======== INFORMATION GIVEN
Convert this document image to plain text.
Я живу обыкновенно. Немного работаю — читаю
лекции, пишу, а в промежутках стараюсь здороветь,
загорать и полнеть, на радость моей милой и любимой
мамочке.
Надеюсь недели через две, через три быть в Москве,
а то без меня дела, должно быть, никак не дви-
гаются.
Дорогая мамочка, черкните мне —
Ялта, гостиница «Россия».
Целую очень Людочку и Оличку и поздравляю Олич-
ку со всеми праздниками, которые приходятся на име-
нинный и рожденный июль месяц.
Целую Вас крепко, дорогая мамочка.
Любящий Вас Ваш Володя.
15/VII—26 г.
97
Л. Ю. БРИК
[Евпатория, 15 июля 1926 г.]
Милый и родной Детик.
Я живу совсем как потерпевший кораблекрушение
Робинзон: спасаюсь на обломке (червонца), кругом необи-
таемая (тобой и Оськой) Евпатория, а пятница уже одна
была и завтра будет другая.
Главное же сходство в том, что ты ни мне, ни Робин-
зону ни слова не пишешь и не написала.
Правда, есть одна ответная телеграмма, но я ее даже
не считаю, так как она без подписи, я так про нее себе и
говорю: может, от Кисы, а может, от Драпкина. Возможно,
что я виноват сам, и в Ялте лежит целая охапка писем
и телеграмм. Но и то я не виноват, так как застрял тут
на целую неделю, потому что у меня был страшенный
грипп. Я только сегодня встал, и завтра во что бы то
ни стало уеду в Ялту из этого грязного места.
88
================
======== INFORMATION GIVEN
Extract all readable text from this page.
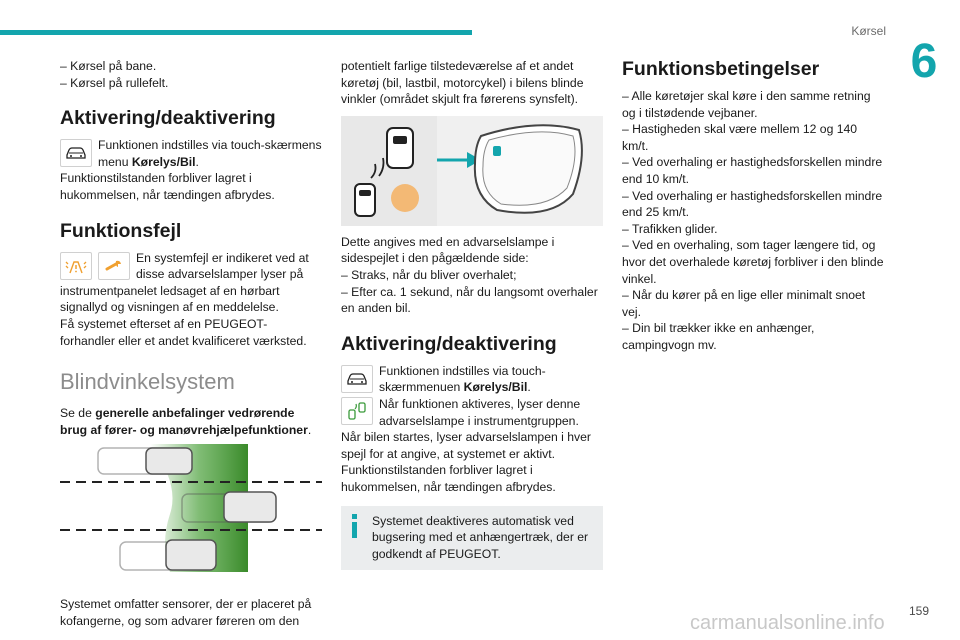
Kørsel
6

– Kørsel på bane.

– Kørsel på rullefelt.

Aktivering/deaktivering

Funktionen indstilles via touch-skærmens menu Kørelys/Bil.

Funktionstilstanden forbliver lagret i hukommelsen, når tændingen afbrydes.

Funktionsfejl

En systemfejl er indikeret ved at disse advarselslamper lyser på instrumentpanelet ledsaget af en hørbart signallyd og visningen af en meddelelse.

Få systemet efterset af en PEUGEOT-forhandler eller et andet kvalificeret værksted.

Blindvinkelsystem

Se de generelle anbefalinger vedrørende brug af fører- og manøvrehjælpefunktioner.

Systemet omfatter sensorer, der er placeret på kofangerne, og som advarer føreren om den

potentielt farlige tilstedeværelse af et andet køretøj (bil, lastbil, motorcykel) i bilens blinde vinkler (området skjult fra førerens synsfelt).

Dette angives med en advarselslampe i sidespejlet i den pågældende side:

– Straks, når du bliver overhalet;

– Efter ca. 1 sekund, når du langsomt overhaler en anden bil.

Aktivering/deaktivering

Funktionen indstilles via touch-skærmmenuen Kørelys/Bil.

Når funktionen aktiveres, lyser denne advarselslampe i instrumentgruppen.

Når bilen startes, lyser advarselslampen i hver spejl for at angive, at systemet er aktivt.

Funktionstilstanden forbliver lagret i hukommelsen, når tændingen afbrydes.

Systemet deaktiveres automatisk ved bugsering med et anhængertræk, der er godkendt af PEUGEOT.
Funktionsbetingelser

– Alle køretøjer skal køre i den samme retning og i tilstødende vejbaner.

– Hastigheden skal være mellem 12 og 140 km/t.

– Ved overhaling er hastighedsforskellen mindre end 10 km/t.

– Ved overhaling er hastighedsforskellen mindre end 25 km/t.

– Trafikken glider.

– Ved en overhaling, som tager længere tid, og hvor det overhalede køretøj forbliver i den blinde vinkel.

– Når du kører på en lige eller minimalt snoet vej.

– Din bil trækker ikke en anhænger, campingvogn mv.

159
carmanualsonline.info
================
• INSTRUCTION
In the records above, locate every line with the string "Евпатория" and copy it.

• RESULT OF THE TASK
[Евпатория, 15 июля 1926 г.]
таемая (тобой и Оськой) Евпатория, а пятница уже одна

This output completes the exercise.